Repeat the entries below word for word, keeping every line intact.

## LISTED ENTRIES
◇ ◇ ◇

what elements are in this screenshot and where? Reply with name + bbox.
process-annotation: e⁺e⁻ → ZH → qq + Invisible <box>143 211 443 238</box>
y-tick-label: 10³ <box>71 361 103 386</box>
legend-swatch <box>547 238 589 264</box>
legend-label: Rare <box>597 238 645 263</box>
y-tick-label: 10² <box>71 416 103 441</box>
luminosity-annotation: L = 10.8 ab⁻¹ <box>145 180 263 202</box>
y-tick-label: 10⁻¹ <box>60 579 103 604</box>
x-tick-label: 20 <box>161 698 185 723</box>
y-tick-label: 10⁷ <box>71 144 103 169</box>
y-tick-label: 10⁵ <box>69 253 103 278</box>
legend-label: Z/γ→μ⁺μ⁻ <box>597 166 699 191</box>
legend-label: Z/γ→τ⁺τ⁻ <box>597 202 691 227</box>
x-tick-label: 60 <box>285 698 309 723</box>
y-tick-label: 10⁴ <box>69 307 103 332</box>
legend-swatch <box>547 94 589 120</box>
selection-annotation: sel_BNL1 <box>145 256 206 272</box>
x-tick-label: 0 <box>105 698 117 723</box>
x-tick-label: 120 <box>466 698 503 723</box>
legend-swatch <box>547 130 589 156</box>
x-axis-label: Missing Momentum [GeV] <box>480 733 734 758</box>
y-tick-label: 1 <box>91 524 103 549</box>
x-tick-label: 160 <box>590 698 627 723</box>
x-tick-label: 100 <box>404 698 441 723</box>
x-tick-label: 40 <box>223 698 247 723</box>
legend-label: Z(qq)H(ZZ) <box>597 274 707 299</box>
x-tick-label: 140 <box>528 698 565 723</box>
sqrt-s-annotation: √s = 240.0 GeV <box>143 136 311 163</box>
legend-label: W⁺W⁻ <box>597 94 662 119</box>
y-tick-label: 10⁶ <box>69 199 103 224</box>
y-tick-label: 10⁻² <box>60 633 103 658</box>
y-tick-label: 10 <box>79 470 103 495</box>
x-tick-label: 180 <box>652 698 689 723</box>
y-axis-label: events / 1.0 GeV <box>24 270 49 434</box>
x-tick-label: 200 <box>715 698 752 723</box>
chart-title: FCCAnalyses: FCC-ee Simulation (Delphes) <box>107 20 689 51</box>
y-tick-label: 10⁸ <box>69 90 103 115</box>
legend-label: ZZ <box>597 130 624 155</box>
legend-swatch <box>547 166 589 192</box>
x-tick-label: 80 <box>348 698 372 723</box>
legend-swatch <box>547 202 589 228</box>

◇ ◇ ◇

## COMPLETE ANSWER
what elements are in this screenshot and where? Reply with name + bbox.
process-annotation: e⁺e⁻ → ZH → qq + Invisible <box>143 211 443 238</box>
y-tick-label: 10³ <box>71 361 103 386</box>
legend-swatch <box>547 238 589 264</box>
legend-label: Rare <box>597 238 645 263</box>
y-tick-label: 10² <box>71 416 103 441</box>
luminosity-annotation: L = 10.8 ab⁻¹ <box>145 180 263 202</box>
y-tick-label: 10⁻¹ <box>60 579 103 604</box>
x-tick-label: 20 <box>161 698 185 723</box>
y-tick-label: 10⁷ <box>71 144 103 169</box>
y-tick-label: 10⁵ <box>69 253 103 278</box>
legend-label: Z/γ→μ⁺μ⁻ <box>597 166 699 191</box>
legend-label: Z/γ→τ⁺τ⁻ <box>597 202 691 227</box>
x-tick-label: 60 <box>285 698 309 723</box>
y-tick-label: 10⁴ <box>69 307 103 332</box>
legend-swatch <box>547 94 589 120</box>
selection-annotation: sel_BNL1 <box>145 256 206 272</box>
x-tick-label: 0 <box>105 698 117 723</box>
x-tick-label: 120 <box>466 698 503 723</box>
legend-swatch <box>547 130 589 156</box>
x-axis-label: Missing Momentum [GeV] <box>480 733 734 758</box>
y-tick-label: 1 <box>91 524 103 549</box>
x-tick-label: 160 <box>590 698 627 723</box>
x-tick-label: 100 <box>404 698 441 723</box>
x-tick-label: 40 <box>223 698 247 723</box>
legend-label: Z(qq)H(ZZ) <box>597 274 707 299</box>
x-tick-label: 140 <box>528 698 565 723</box>
sqrt-s-annotation: √s = 240.0 GeV <box>143 136 311 163</box>
legend-label: W⁺W⁻ <box>597 94 662 119</box>
y-tick-label: 10⁶ <box>69 199 103 224</box>
y-tick-label: 10⁻² <box>60 633 103 658</box>
y-tick-label: 10 <box>79 470 103 495</box>
x-tick-label: 180 <box>652 698 689 723</box>
y-axis-label: events / 1.0 GeV <box>24 270 49 434</box>
x-tick-label: 200 <box>715 698 752 723</box>
chart-title: FCCAnalyses: FCC-ee Simulation (Delphes) <box>107 20 689 51</box>
y-tick-label: 10⁸ <box>69 90 103 115</box>
legend-label: ZZ <box>597 130 624 155</box>
legend-swatch <box>547 166 589 192</box>
x-tick-label: 80 <box>348 698 372 723</box>
legend-swatch <box>547 202 589 228</box>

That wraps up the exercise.